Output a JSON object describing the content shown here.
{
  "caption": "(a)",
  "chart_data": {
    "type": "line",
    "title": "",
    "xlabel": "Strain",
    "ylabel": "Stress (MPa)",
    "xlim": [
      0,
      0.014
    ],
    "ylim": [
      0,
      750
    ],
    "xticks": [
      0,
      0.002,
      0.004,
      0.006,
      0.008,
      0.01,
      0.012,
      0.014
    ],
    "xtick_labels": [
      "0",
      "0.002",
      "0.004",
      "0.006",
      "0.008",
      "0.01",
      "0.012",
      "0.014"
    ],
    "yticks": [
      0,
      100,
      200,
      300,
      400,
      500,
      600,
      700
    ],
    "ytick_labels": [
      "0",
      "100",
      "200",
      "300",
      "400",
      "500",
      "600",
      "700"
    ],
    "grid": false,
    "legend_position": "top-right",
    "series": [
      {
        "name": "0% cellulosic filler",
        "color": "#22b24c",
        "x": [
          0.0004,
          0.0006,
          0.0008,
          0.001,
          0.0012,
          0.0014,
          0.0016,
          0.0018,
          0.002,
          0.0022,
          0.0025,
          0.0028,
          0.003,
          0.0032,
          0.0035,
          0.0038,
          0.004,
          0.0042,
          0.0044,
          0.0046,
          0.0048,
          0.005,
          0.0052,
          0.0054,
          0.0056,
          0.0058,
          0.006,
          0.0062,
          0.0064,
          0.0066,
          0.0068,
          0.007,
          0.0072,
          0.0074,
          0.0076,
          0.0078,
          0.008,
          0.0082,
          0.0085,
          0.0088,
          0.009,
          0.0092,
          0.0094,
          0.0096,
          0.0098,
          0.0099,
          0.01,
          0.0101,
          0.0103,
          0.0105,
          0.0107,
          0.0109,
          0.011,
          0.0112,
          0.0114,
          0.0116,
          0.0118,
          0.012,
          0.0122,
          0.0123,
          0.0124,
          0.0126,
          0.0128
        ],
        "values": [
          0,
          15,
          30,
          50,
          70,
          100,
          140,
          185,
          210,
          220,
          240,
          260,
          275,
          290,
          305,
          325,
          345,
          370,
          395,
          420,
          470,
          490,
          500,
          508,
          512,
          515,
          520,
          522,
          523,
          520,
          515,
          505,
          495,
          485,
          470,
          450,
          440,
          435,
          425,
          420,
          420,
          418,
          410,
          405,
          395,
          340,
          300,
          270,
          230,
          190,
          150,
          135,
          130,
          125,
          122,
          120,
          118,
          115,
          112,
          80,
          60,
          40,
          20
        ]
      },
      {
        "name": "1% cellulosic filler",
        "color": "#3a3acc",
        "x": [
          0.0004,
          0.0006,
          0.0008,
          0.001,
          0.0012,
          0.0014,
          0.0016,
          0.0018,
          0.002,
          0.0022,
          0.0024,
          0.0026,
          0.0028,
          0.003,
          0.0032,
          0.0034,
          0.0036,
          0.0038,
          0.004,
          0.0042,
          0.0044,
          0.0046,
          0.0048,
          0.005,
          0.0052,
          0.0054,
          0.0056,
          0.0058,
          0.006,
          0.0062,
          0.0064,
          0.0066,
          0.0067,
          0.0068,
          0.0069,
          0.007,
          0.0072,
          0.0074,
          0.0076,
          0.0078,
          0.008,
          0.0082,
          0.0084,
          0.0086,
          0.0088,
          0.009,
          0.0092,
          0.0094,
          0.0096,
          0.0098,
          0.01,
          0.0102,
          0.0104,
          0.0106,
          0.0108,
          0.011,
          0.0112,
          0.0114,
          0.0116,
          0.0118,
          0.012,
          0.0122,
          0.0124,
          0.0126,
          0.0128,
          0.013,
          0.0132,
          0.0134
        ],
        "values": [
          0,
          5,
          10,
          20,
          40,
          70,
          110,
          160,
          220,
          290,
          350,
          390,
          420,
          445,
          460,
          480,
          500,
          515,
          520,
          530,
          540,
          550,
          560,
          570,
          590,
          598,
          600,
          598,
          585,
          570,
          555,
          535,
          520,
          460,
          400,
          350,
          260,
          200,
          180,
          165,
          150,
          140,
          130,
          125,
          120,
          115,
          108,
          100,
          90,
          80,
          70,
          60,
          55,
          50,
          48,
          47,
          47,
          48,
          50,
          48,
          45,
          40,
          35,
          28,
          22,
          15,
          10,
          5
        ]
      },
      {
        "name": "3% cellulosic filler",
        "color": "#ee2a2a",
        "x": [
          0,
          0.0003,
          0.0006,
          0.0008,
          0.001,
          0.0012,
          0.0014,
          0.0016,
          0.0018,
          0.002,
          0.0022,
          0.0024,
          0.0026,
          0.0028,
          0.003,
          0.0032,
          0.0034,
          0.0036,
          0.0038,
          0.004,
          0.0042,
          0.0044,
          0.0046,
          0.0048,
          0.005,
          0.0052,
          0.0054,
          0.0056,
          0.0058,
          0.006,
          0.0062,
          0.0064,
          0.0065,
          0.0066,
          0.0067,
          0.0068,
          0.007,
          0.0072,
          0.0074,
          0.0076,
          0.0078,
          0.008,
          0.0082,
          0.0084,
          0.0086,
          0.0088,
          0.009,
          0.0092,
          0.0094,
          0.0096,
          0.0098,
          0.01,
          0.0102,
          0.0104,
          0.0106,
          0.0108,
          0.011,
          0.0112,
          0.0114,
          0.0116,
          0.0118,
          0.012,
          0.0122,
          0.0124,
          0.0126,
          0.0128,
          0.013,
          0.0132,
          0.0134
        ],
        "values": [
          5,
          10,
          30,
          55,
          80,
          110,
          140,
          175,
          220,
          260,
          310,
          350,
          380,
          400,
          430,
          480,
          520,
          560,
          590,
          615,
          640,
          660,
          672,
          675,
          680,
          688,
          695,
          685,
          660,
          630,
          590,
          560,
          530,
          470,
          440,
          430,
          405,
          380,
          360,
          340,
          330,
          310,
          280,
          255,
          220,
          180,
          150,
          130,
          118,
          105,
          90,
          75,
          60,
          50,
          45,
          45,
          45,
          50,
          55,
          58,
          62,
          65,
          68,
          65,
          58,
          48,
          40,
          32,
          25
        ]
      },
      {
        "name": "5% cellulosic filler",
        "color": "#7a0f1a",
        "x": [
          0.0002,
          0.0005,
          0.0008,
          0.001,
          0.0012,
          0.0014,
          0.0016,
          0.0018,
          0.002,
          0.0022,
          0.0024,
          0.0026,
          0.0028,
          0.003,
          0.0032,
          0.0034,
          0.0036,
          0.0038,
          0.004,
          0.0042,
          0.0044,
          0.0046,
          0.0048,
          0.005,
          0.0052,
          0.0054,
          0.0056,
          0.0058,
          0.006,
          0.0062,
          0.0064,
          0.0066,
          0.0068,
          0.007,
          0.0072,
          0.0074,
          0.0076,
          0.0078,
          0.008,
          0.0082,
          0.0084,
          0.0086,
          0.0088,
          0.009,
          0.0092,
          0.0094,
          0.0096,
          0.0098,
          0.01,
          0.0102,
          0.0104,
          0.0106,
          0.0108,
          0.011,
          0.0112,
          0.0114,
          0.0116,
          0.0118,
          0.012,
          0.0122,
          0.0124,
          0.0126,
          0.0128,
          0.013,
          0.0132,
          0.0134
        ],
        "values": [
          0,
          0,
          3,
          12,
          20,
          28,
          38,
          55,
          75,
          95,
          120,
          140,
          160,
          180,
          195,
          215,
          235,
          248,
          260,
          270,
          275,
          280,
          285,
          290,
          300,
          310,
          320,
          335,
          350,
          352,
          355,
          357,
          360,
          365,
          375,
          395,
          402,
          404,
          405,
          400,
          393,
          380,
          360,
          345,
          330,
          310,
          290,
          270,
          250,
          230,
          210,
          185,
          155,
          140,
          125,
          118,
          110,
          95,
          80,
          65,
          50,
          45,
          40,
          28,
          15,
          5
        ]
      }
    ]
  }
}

## Problem description:
Look through the data above. Each line containing the word "cellulosic" needs to be copied.

## Written solution:
        "name": "0% cellulosic filler",
        "name": "1% cellulosic filler",
        "name": "3% cellulosic filler",
        "name": "5% cellulosic filler",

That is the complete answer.